## WORK TO DO
Select every line below containing the word "might".

-- START OF SUPPLIED INFORMATION --

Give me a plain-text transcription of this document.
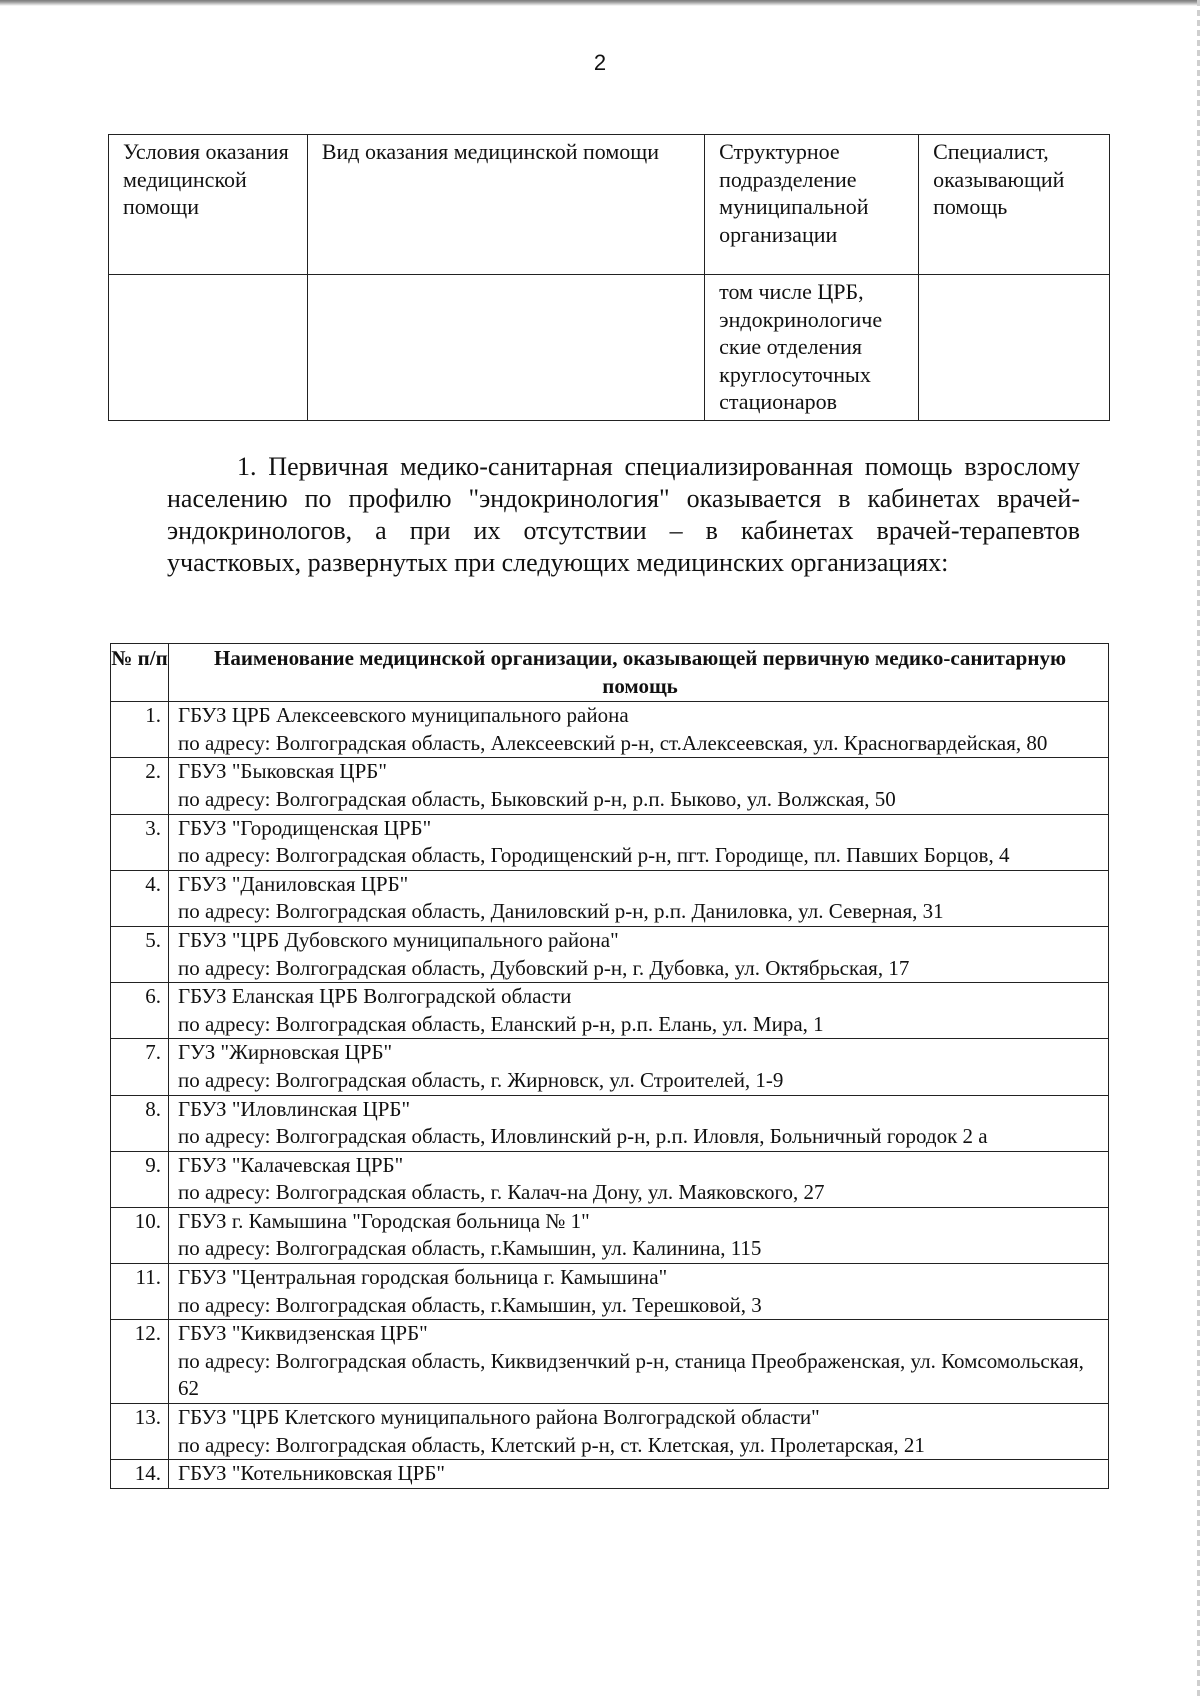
2
Условия оказания медицинской помощи	Вид оказания медицинской помощи	Структурное подразделение муниципальной организации	Специалист, оказывающий помощь
		том числе ЦРБ, эндокринологиче ские отделения круглосуточных стационаров	
1. Первичная медико-санитарная специализированная помощь взрослому населению по профилю "эндокринология" оказывается в кабинетах врачей-эндокринологов, а при их отсутствии – в кабинетах врачей-терапевтов участковых, развернутых при следующих медицинских организациях:
№ п/п	Наименование медицинской организации, оказывающей первичную медико-санитарную помощь
1.	ГБУЗ ЦРБ Алексеевского муниципального района
по адресу: Волгоградская область, Алексеевский р-н, ст.Алексеевская, ул. Красногвардейская, 80

2.	ГБУЗ "Быковская ЦРБ"
по адресу: Волгоградская область, Быковский р-н, р.п. Быково, ул. Волжская, 50

3.	ГБУЗ "Городищенская ЦРБ"
по адресу: Волгоградская область, Городищенский р-н, пгт. Городище, пл. Павших Борцов, 4

4.	ГБУЗ "Даниловская ЦРБ"
по адресу: Волгоградская область, Даниловский р-н, р.п. Даниловка, ул. Северная, 31

5.	ГБУЗ "ЦРБ Дубовского муниципального района"
по адресу: Волгоградская область, Дубовский р-н, г. Дубовка, ул. Октябрьская, 17

6.	ГБУЗ Еланская ЦРБ Волгоградской области
по адресу: Волгоградская область, Еланский р-н, р.п. Елань, ул. Мира, 1

7.	ГУЗ "Жирновская ЦРБ"
по адресу: Волгоградская область, г. Жирновск, ул. Строителей, 1-9

8.	ГБУЗ "Иловлинская ЦРБ"
по адресу: Волгоградская область, Иловлинский р-н, р.п. Иловля, Больничный городок 2 а

9.	ГБУЗ "Калачевская ЦРБ"
по адресу: Волгоградская область, г. Калач-на Дону, ул. Маяковского, 27

10.	ГБУЗ г. Камышина "Городская больница № 1"
по адресу: Волгоградская область, г.Камышин, ул. Калинина, 115

11.	ГБУЗ "Центральная городская больница г. Камышина"
по адресу: Волгоградская область, г.Камышин, ул. Терешковой, 3

12.	ГБУЗ "Киквидзенская ЦРБ"
по адресу: Волгоградская область, Киквидзенчкий р-н, станица Преображенская, ул. Комсомольская, 62

13.	ГБУЗ "ЦРБ Клетского муниципального района Волгоградской области"
по адресу: Волгоградская область, Клетский р-н, ст. Клетская, ул. Пролетарская, 21

14.	ГБУЗ "Котельниковская ЦРБ"
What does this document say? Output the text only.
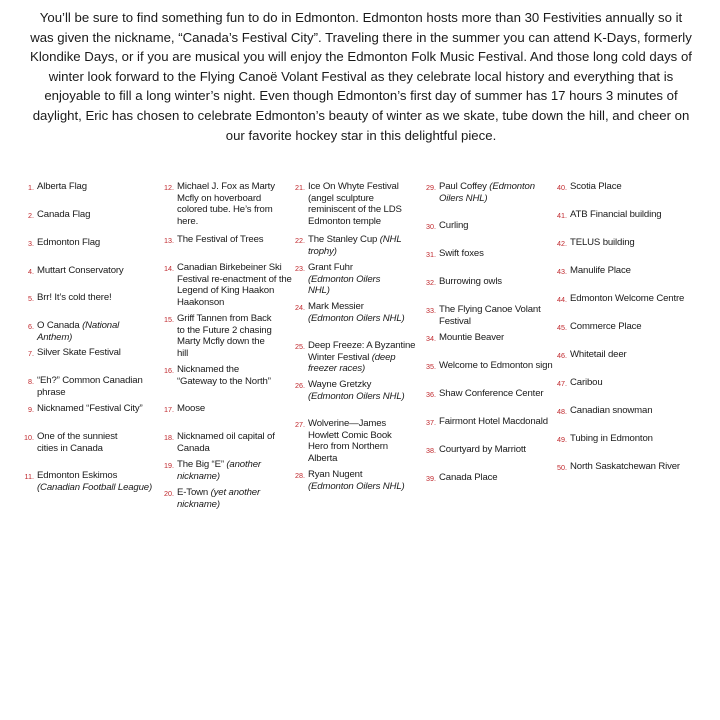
You’ll be sure to find something fun to do in Edmonton. Edmonton hosts more than 30 Festivities annually so it was given the nickname, “Canada’s Festival City”. Traveling there in the summer you can attend K-Days, formerly Klondike Days, or if you are musical you will enjoy the Edmonton Folk Music Festival. And those long cold days of winter look forward to the Flying Canoë Volant Festival as they celebrate local history and everything that is enjoyable to fill a long winter’s night. Even though Edmonton’s first day of summer has 17 hours 3 minutes of daylight, Eric has chosen to celebrate Edmonton’s beauty of winter as we skate, tube down the hill, and cheer on our favorite hockey star in this delightful piece.

1. Alberta Flag
2. Canada Flag
3. Edmonton Flag
4. Muttart Conservatory
5. Brr! It’s cold there!
6. O Canada (National Anthem)
7. Silver Skate Festival
8. “Eh?” Common Canadian phrase
9. Nicknamed “Festival City”
10. One of the sunniest cities in Canada
11. Edmonton Eskimos (Canadian Football League)
12. Michael J. Fox as Marty Mcfly on hoverboard colored tube. He’s from here.
13. The Festival of Trees
14. Canadian Birkebeiner Ski Festival re-enactment of the Legend of King Haakon Haakonson
15. Griff Tannen from Back to the Future 2 chasing Marty Mcfly down the hill
16. Nicknamed the “Gateway to the North”
17. Moose
18. Nicknamed oil capital of Canada
19. The Big “E” (another nickname)
20. E-Town (yet another nickname)
21. Ice On Whyte Festival (angel sculpture reminiscent of the LDS Edmonton temple
22. The Stanley Cup (NHL trophy)
23. Grant Fuhr (Edmonton Oilers NHL)
24. Mark Messier (Edmonton Oilers NHL)
25. Deep Freeze: A Byzantine Winter Festival (deep freezer races)
26. Wayne Gretzky (Edmonton Oilers NHL)
27. Wolverine—James Howlett Comic Book Hero from Northern Alberta
28. Ryan Nugent (Edmonton Oilers NHL)
29. Paul Coffey (Edmonton Oilers NHL)
30. Curling
31. Swift foxes
32. Burrowing owls
33. The Flying Canoe Volant Festival
34. Mountie Beaver
35. Welcome to Edmonton sign
36. Shaw Conference Center
37. Fairmont Hotel Macdonald
38. Courtyard by Marriott
39. Canada Place
40. Scotia Place
41. ATB Financial building
42. TELUS building
43. Manulife Place
44. Edmonton Welcome Centre
45. Commerce Place
46. Whitetail deer
47. Caribou
48. Canadian snowman
49. Tubing in Edmonton
50. North Saskatchewan River
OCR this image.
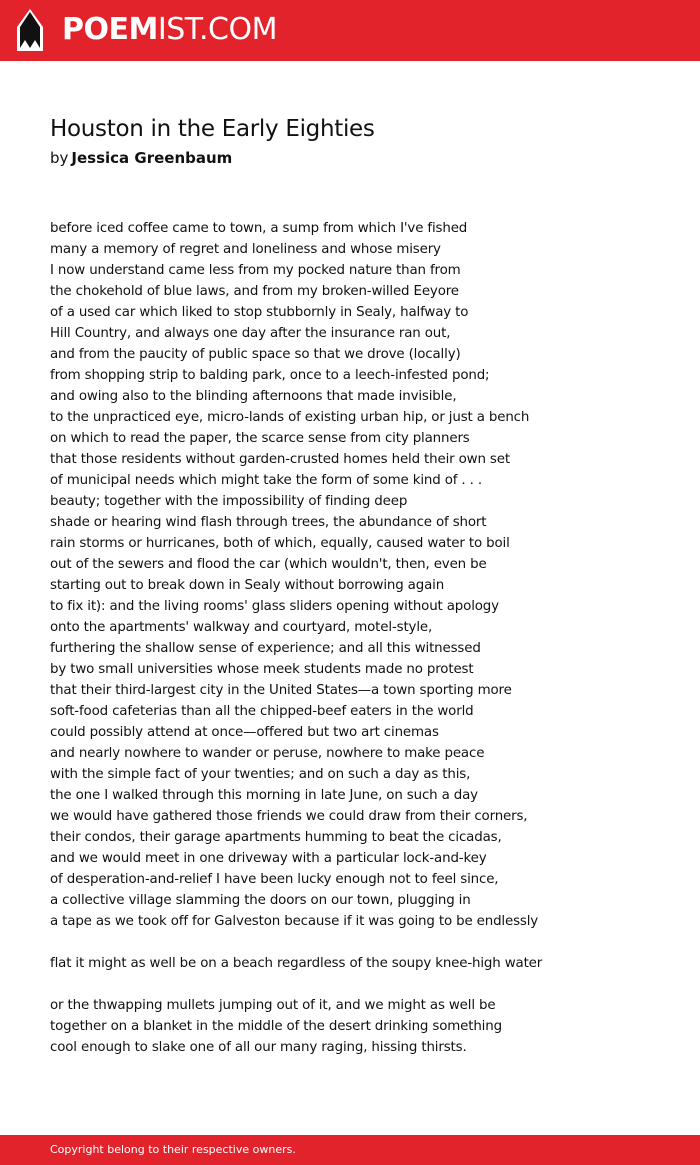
POEMIST.COM
Houston in the Early Eighties
by Jessica Greenbaum
before iced coffee came to town, a sump from which I've fished
many a memory of regret and loneliness and whose misery
I now understand came less from my pocked nature than from
the chokehold of blue laws, and from my broken-willed Eeyore
of a used car which liked to stop stubbornly in Sealy, halfway to
Hill Country, and always one day after the insurance ran out,
and from the paucity of public space so that we drove (locally)
from shopping strip to balding park, once to a leech-infested pond;
and owing also to the blinding afternoons that made invisible,
to the unpracticed eye, micro-lands of existing urban hip, or just a bench
on which to read the paper, the scarce sense from city planners
that those residents without garden-crusted homes held their own set
of municipal needs which might take the form of some kind of . . .
beauty; together with the impossibility of finding deep
shade or hearing wind flash through trees, the abundance of short
rain storms or hurricanes, both of which, equally, caused water to boil
out of the sewers and flood the car (which wouldn't, then, even be
starting out to break down in Sealy without borrowing again
to fix it): and the living rooms' glass sliders opening without apology
onto the apartments' walkway and courtyard, motel-style,
furthering the shallow sense of experience; and all this witnessed
by two small universities whose meek students made no protest
that their third-largest city in the United States—a town sporting more
soft-food cafeterias than all the chipped-beef eaters in the world
could possibly attend at once—offered but two art cinemas
and nearly nowhere to wander or peruse, nowhere to make peace
with the simple fact of your twenties; and on such a day as this,
the one I walked through this morning in late June, on such a day
we would have gathered those friends we could draw from their corners,
their condos, their garage apartments humming to beat the cicadas,
and we would meet in one driveway with a particular lock-and-key
of desperation-and-relief I have been lucky enough not to feel since,
a collective village slamming the doors on our town, plugging in
a tape as we took off for Galveston because if it was going to be endlessly
flat it might as well be on a beach regardless of the soupy knee-high water
or the thwapping mullets jumping out of it, and we might as well be
together on a blanket in the middle of the desert drinking something
cool enough to slake one of all our many raging, hissing thirsts.
Copyright belong to their respective owners.
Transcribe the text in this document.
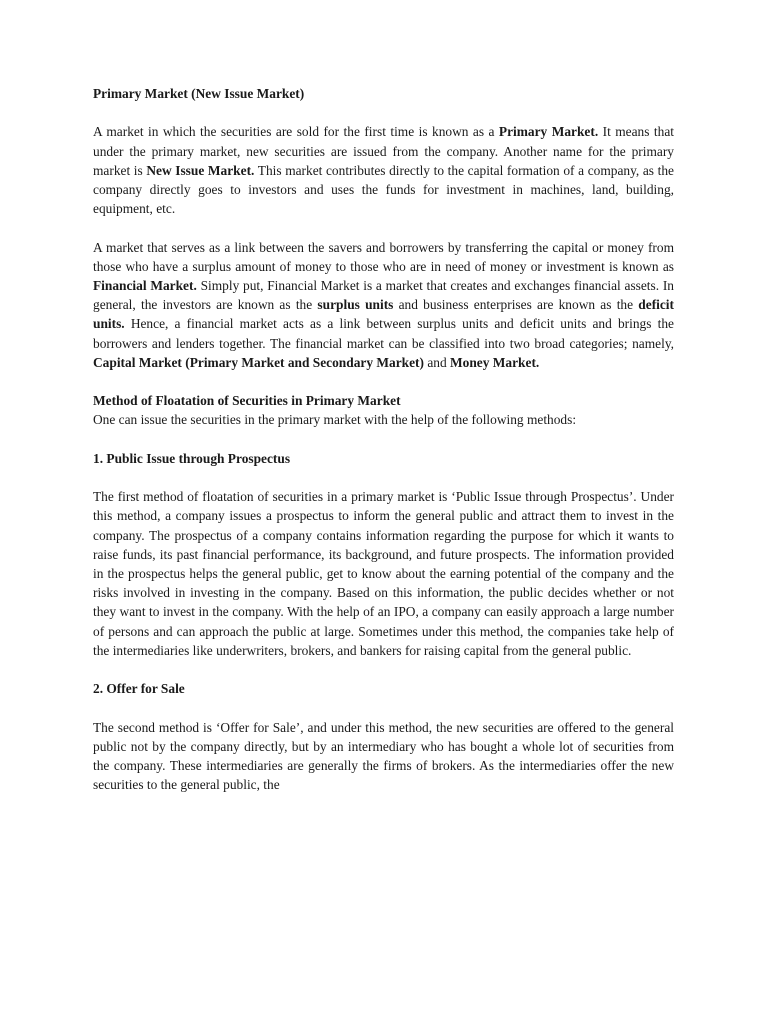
Primary Market (New Issue Market)

A market in which the securities are sold for the first time is known as a Primary Market. It means that under the primary market, new securities are issued from the company. Another name for the primary market is New Issue Market. This market contributes directly to the capital formation of a company, as the company directly goes to investors and uses the funds for investment in machines, land, building, equipment, etc.

A market that serves as a link between the savers and borrowers by transferring the capital or money from those who have a surplus amount of money to those who are in need of money or investment is known as Financial Market. Simply put, Financial Market is a market that creates and exchanges financial assets. In general, the investors are known as the surplus units and business enterprises are known as the deficit units. Hence, a financial market acts as a link between surplus units and deficit units and brings the borrowers and lenders together. The financial market can be classified into two broad categories; namely, Capital Market (Primary Market and Secondary Market) and Money Market.

Method of Floatation of Securities in Primary Market

One can issue the securities in the primary market with the help of the following methods:

1. Public Issue through Prospectus

The first method of floatation of securities in a primary market is ‘Public Issue through Prospectus’. Under this method, a company issues a prospectus to inform the general public and attract them to invest in the company. The prospectus of a company contains information regarding the purpose for which it wants to raise funds, its past financial performance, its background, and future prospects. The information provided in the prospectus helps the general public, get to know about the earning potential of the company and the risks involved in investing in the company. Based on this information, the public decides whether or not they want to invest in the company. With the help of an IPO, a company can easily approach a large number of persons and can approach the public at large. Sometimes under this method, the companies take help of the intermediaries like underwriters, brokers, and bankers for raising capital from the general public.

2. Offer for Sale

The second method is ‘Offer for Sale’, and under this method, the new securities are offered to the general public not by the company directly, but by an intermediary who has bought a whole lot of securities from the company. These intermediaries are generally the firms of brokers. As the intermediaries offer the new securities to the general public, the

-- END OF SUPPLIED INFORMATION --

## EXERCISE SOLUTION
of municipal needs which might take the form of some kind of . . .
flat it might as well be on a beach regardless of the soupy knee-high water
or the thwapping mullets jumping out of it, and we might as well be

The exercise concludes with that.